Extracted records
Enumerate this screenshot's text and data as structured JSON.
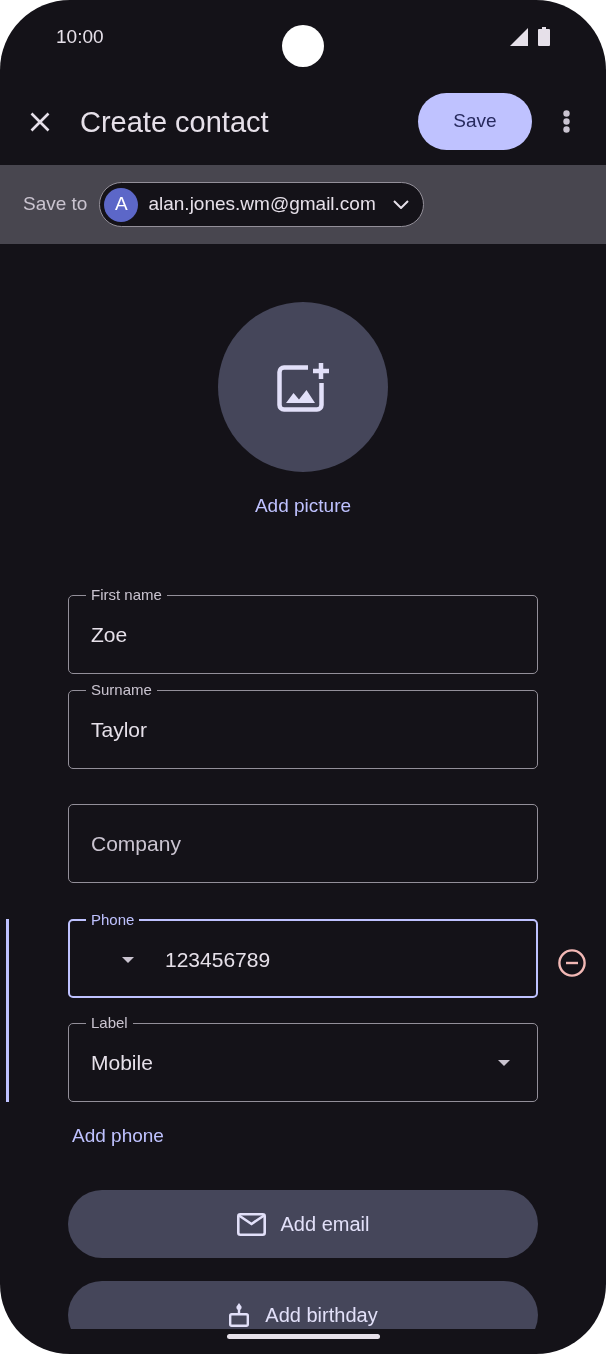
{
  "status_bar": {
    "time": "10:00"
  },
  "app_bar": {
    "title": "Create contact",
    "save_button": "Save"
  },
  "account_bar": {
    "label": "Save to",
    "account": {
      "initial": "A",
      "email": "alan.jones.wm@gmail.com"
    }
  },
  "photo": {
    "action": "Add picture"
  },
  "name_fields": [
    {
      "label": "First name",
      "value": "Zoe",
      "focused": false
    },
    {
      "label": "Surname",
      "value": "Taylor",
      "focused": false
    }
  ],
  "company_field": {
    "placeholder": "Company",
    "focused": false
  },
  "phone_section": {
    "active": true,
    "fields": [
      {
        "kind": "phone",
        "label": "Phone",
        "value": "123456789",
        "focused": true
      },
      {
        "kind": "select",
        "label": "Label",
        "value": "Mobile",
        "focused": false
      }
    ],
    "add_link": "Add phone"
  },
  "add_buttons": [
    {
      "kind": "email",
      "label": "Add email"
    },
    {
      "kind": "birthday",
      "label": "Add birthday"
    }
  ]
}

**Job**
From the records given above, reproduce all text exactly and exclude each picture.

**Full solution**
Enumerate this screenshot's text and data as structured JSON.
{
  "status_bar": {
    "time": "10:00"
  },
  "app_bar": {
    "title": "Create contact",
    "save_button": "Save"
  },
  "account_bar": {
    "label": "Save to",
    "account": {
      "initial": "A",
      "email": "alan.jones.wm@gmail.com"
    }
  },
  "photo": {
    "action": "Add picture"
  },
  "name_fields": [
    {
      "label": "First name",
      "value": "Zoe",
      "focused": false
    },
    {
      "label": "Surname",
      "value": "Taylor",
      "focused": false
    }
  ],
  "company_field": {
    "placeholder": "Company",
    "focused": false
  },
  "phone_section": {
    "active": true,
    "fields": [
      {
        "kind": "phone",
        "label": "Phone",
        "value": "123456789",
        "focused": true
      },
      {
        "kind": "select",
        "label": "Label",
        "value": "Mobile",
        "focused": false
      }
    ],
    "add_link": "Add phone"
  },
  "add_buttons": [
    {
      "kind": "email",
      "label": "Add email"
    },
    {
      "kind": "birthday",
      "label": "Add birthday"
    }
  ]
}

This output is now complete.